Start Raw data

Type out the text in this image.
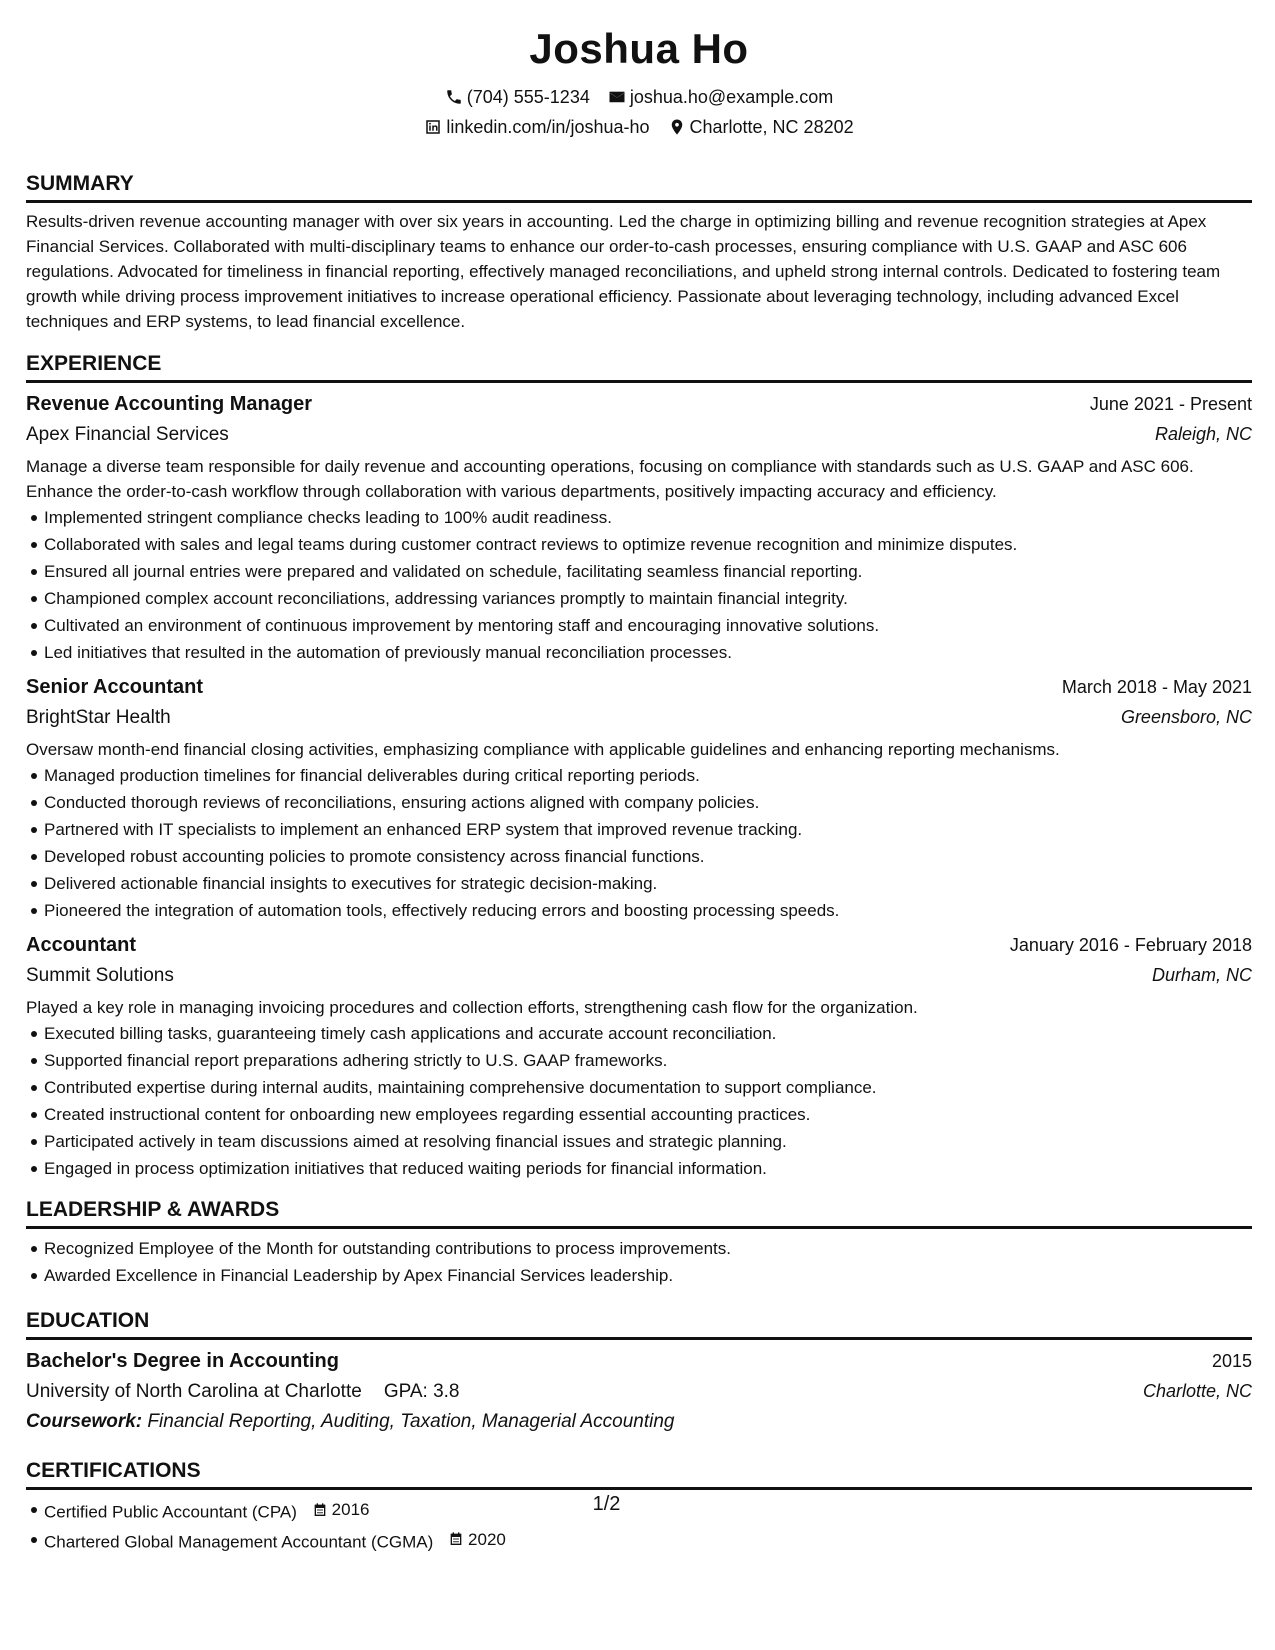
Joshua Ho
(704) 555-1234 joshua.ho@example.com
linkedin.com/in/joshua-ho Charlotte, NC 28202
SUMMARY

Results-driven revenue accounting manager with over six years in accounting. Led the charge in optimizing billing and revenue recognition strategies at Apex Financial Services. Collaborated with multi-disciplinary teams to enhance our order-to-cash processes, ensuring compliance with U.S. GAAP and ASC 606 regulations. Advocated for timeliness in financial reporting, effectively managed reconciliations, and upheld strong internal controls. Dedicated to fostering team growth while driving process improvement initiatives to increase operational efficiency. Passionate about leveraging technology, including advanced Excel techniques and ERP systems, to lead financial excellence.

EXPERIENCE
Revenue Accounting Manager	June 2021 - Present
Apex Financial Services	Raleigh, NC

Manage a diverse team responsible for daily revenue and accounting operations, focusing on compliance with standards such as U.S. GAAP and ASC 606. Enhance the order-to-cash workflow through collaboration with various departments, positively impacting accuracy and efficiency.

Implemented stringent compliance checks leading to 100% audit readiness.
Collaborated with sales and legal teams during customer contract reviews to optimize revenue recognition and minimize disputes.
Ensured all journal entries were prepared and validated on schedule, facilitating seamless financial reporting.
Championed complex account reconciliations, addressing variances promptly to maintain financial integrity.
Cultivated an environment of continuous improvement by mentoring staff and encouraging innovative solutions.
Led initiatives that resulted in the automation of previously manual reconciliation processes.
Senior Accountant	March 2018 - May 2021
BrightStar Health	Greensboro, NC

Oversaw month-end financial closing activities, emphasizing compliance with applicable guidelines and enhancing reporting mechanisms.

Managed production timelines for financial deliverables during critical reporting periods.
Conducted thorough reviews of reconciliations, ensuring actions aligned with company policies.
Partnered with IT specialists to implement an enhanced ERP system that improved revenue tracking.
Developed robust accounting policies to promote consistency across financial functions.
Delivered actionable financial insights to executives for strategic decision-making.
Pioneered the integration of automation tools, effectively reducing errors and boosting processing speeds.
Accountant	January 2016 - February 2018
Summit Solutions	Durham, NC

Played a key role in managing invoicing procedures and collection efforts, strengthening cash flow for the organization.

Executed billing tasks, guaranteeing timely cash applications and accurate account reconciliation.
Supported financial report preparations adhering strictly to U.S. GAAP frameworks.
Contributed expertise during internal audits, maintaining comprehensive documentation to support compliance.
Created instructional content for onboarding new employees regarding essential accounting practices.
Participated actively in team discussions aimed at resolving financial issues and strategic planning.
Engaged in process optimization initiatives that reduced waiting periods for financial information.
LEADERSHIP & AWARDS
Recognized Employee of the Month for outstanding contributions to process improvements.
Awarded Excellence in Financial Leadership by Apex Financial Services leadership.
EDUCATION
Bachelor's Degree in Accounting	2015
University of North Carolina at Charlotte GPA: 3.8	Charlotte, NC
Coursework: Financial Reporting, Auditing, Taxation, Managerial Accounting
CERTIFICATIONS
Certified Public Accountant (CPA) 2016
Chartered Global Management Accountant (CGMA) 2020
1/2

End Raw data

### Given exercise
Ignore the images and quote every line of the listing exactly.

### Exercise output
Type out the text in this image.
Joshua Ho
(704) 555-1234 joshua.ho@example.com
linkedin.com/in/joshua-ho Charlotte, NC 28202
SUMMARY

Results-driven revenue accounting manager with over six years in accounting. Led the charge in optimizing billing and revenue recognition strategies at Apex Financial Services. Collaborated with multi-disciplinary teams to enhance our order-to-cash processes, ensuring compliance with U.S. GAAP and ASC 606 regulations. Advocated for timeliness in financial reporting, effectively managed reconciliations, and upheld strong internal controls. Dedicated to fostering team growth while driving process improvement initiatives to increase operational efficiency. Passionate about leveraging technology, including advanced Excel techniques and ERP systems, to lead financial excellence.

EXPERIENCE
Revenue Accounting Manager	June 2021 - Present
Apex Financial Services	Raleigh, NC

Manage a diverse team responsible for daily revenue and accounting operations, focusing on compliance with standards such as U.S. GAAP and ASC 606. Enhance the order-to-cash workflow through collaboration with various departments, positively impacting accuracy and efficiency.

Implemented stringent compliance checks leading to 100% audit readiness.
Collaborated with sales and legal teams during customer contract reviews to optimize revenue recognition and minimize disputes.
Ensured all journal entries were prepared and validated on schedule, facilitating seamless financial reporting.
Championed complex account reconciliations, addressing variances promptly to maintain financial integrity.
Cultivated an environment of continuous improvement by mentoring staff and encouraging innovative solutions.
Led initiatives that resulted in the automation of previously manual reconciliation processes.
Senior Accountant	March 2018 - May 2021
BrightStar Health	Greensboro, NC

Oversaw month-end financial closing activities, emphasizing compliance with applicable guidelines and enhancing reporting mechanisms.

Managed production timelines for financial deliverables during critical reporting periods.
Conducted thorough reviews of reconciliations, ensuring actions aligned with company policies.
Partnered with IT specialists to implement an enhanced ERP system that improved revenue tracking.
Developed robust accounting policies to promote consistency across financial functions.
Delivered actionable financial insights to executives for strategic decision-making.
Pioneered the integration of automation tools, effectively reducing errors and boosting processing speeds.
Accountant	January 2016 - February 2018
Summit Solutions	Durham, NC

Played a key role in managing invoicing procedures and collection efforts, strengthening cash flow for the organization.

Executed billing tasks, guaranteeing timely cash applications and accurate account reconciliation.
Supported financial report preparations adhering strictly to U.S. GAAP frameworks.
Contributed expertise during internal audits, maintaining comprehensive documentation to support compliance.
Created instructional content for onboarding new employees regarding essential accounting practices.
Participated actively in team discussions aimed at resolving financial issues and strategic planning.
Engaged in process optimization initiatives that reduced waiting periods for financial information.
LEADERSHIP & AWARDS
Recognized Employee of the Month for outstanding contributions to process improvements.
Awarded Excellence in Financial Leadership by Apex Financial Services leadership.
EDUCATION
Bachelor's Degree in Accounting	2015
University of North Carolina at Charlotte GPA: 3.8	Charlotte, NC
Coursework: Financial Reporting, Auditing, Taxation, Managerial Accounting
CERTIFICATIONS
Certified Public Accountant (CPA) 2016
Chartered Global Management Accountant (CGMA) 2020
1/2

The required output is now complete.